* [Task brief]
Find the string "Digital" and gather every line that holds it.
++++++++++++++++++++
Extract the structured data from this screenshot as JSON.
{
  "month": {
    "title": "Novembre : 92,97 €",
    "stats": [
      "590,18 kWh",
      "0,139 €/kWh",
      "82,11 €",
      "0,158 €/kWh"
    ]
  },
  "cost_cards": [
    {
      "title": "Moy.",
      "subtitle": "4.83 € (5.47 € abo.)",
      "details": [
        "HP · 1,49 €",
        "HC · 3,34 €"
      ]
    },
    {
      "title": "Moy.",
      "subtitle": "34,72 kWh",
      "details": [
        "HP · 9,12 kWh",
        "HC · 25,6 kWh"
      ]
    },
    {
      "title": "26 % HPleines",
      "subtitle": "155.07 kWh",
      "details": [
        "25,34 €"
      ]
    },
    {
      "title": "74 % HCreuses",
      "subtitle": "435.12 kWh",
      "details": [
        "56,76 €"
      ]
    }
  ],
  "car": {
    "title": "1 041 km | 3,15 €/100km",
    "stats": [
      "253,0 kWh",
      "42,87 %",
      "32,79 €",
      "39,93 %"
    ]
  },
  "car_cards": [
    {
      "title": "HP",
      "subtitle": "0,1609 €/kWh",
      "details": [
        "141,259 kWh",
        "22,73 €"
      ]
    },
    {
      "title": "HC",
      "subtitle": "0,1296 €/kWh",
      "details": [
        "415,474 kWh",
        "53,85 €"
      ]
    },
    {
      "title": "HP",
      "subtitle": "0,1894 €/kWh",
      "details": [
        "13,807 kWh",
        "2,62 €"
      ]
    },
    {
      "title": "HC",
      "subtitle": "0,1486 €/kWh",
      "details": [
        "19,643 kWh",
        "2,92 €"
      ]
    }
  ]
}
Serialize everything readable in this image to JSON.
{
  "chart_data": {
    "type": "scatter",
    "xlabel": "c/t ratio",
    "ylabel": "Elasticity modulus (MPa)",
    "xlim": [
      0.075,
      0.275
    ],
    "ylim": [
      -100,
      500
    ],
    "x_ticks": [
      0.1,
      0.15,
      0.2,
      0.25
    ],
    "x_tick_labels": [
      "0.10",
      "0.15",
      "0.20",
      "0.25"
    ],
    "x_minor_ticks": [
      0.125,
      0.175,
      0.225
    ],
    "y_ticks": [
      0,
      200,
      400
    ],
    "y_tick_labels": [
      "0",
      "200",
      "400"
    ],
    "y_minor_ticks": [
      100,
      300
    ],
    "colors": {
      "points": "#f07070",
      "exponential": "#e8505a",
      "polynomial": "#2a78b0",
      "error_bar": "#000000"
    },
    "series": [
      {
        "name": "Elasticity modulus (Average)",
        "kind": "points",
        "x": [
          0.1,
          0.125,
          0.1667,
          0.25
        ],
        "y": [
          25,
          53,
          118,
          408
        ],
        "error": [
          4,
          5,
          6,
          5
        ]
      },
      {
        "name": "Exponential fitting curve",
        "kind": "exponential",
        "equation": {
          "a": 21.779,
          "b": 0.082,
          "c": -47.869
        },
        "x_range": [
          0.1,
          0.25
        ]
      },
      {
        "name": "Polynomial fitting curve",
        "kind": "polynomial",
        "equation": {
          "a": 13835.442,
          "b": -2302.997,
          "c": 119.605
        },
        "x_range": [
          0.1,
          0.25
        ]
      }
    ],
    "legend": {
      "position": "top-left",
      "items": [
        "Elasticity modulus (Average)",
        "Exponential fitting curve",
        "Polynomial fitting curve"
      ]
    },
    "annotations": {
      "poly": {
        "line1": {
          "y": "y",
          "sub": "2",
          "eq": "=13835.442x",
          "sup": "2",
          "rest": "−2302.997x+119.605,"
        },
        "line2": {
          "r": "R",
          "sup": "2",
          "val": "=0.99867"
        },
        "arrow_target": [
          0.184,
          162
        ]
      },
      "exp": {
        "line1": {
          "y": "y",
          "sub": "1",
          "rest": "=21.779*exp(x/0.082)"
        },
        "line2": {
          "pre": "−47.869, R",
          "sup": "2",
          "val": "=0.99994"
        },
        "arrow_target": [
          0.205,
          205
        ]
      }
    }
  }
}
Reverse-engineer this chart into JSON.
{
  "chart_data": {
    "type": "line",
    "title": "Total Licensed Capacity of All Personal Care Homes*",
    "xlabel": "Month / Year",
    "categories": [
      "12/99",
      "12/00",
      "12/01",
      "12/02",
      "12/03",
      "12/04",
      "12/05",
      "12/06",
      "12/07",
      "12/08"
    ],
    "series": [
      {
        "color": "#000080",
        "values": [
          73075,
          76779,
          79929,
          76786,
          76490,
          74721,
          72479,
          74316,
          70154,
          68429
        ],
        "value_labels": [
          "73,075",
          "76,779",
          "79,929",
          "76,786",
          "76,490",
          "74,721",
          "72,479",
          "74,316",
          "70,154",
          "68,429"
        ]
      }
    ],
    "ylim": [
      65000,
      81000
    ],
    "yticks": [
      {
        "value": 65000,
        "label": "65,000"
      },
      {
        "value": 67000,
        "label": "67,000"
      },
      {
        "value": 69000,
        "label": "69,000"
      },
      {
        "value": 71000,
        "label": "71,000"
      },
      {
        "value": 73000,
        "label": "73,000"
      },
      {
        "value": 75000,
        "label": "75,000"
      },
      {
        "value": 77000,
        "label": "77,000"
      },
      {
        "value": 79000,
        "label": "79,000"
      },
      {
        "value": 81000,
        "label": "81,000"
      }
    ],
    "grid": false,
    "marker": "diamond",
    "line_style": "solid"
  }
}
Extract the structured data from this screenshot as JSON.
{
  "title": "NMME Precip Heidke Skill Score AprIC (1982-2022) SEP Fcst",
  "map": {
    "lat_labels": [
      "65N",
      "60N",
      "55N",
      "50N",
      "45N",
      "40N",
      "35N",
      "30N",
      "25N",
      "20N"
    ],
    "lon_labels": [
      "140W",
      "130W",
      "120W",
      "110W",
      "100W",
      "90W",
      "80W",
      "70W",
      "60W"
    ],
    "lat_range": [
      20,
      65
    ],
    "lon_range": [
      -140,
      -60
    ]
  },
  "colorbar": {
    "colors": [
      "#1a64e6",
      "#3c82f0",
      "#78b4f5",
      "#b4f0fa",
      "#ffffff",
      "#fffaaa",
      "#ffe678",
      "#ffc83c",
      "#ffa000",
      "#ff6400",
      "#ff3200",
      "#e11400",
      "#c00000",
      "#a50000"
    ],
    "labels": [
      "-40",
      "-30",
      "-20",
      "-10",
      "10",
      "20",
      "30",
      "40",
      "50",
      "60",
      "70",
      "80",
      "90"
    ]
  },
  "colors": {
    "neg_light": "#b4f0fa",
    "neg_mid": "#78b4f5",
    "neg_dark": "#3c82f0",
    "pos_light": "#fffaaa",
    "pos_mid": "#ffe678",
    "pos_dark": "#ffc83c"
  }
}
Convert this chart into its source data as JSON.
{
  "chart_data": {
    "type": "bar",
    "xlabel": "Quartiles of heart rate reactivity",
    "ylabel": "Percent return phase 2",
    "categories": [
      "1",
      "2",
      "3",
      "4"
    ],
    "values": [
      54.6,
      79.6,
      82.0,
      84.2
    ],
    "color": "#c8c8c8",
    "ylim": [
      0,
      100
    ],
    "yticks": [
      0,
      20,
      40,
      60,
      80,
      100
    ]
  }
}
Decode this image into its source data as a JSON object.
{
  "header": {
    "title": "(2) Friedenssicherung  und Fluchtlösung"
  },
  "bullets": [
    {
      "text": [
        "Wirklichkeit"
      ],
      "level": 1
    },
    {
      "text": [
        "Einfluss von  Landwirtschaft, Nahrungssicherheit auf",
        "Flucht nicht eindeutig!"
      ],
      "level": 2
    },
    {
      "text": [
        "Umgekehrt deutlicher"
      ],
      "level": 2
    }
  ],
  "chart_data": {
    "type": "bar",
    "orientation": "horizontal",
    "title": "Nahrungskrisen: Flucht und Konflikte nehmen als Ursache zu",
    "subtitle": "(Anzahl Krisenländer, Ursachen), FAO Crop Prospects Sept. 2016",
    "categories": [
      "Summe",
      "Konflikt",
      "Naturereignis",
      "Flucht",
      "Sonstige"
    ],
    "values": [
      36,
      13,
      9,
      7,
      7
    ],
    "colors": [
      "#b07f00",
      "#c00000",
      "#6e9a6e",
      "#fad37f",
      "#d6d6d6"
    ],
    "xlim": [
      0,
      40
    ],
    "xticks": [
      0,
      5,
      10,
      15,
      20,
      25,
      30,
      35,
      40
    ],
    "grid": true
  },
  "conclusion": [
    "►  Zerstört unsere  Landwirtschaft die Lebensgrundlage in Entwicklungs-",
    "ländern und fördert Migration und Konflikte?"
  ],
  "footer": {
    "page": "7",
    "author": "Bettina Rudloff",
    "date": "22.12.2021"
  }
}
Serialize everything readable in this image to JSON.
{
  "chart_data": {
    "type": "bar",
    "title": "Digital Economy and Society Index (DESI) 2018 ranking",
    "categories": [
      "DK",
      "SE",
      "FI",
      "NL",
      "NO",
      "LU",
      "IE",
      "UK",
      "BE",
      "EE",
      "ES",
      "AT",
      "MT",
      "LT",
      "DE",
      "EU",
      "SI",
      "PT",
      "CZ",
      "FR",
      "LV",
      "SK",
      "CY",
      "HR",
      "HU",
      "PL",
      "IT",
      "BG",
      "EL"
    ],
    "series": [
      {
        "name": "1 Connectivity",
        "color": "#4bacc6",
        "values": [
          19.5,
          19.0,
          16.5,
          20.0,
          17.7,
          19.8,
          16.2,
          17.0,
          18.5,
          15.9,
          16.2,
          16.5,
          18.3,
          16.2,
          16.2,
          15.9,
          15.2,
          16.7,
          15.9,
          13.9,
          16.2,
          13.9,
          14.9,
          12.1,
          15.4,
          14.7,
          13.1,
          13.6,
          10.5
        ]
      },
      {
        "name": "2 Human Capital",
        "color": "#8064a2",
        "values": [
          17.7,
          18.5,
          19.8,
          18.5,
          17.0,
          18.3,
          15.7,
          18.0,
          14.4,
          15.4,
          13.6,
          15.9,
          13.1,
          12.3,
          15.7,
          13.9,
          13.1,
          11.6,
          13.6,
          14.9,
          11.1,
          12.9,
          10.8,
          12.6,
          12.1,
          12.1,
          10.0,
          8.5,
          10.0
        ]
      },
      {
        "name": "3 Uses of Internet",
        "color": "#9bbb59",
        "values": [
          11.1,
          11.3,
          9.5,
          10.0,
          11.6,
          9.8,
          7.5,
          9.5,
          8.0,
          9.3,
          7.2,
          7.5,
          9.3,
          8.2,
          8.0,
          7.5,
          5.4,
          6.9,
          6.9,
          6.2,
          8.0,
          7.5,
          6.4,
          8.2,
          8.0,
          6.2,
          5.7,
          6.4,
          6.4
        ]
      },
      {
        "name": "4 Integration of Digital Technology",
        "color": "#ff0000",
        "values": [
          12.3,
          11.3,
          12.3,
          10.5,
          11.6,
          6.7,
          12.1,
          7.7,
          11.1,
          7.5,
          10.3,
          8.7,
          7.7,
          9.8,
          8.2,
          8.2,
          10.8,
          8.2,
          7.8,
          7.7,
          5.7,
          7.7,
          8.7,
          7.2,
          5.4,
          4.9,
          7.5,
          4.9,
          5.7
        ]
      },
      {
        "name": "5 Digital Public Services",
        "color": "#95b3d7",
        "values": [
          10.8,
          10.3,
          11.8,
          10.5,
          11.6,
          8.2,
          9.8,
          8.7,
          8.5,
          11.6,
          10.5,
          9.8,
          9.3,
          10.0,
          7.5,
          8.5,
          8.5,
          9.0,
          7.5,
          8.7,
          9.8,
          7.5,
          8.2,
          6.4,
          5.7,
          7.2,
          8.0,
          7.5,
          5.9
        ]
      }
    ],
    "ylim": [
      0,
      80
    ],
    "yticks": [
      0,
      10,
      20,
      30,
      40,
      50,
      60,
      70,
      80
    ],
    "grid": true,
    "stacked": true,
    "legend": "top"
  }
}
++++++++++++++++++++
* [Response]
    "title": "Digital Economy and Society Index (DESI) 2018 ranking",
        "name": "4 Integration of Digital Technology",
        "name": "5 Digital Public Services",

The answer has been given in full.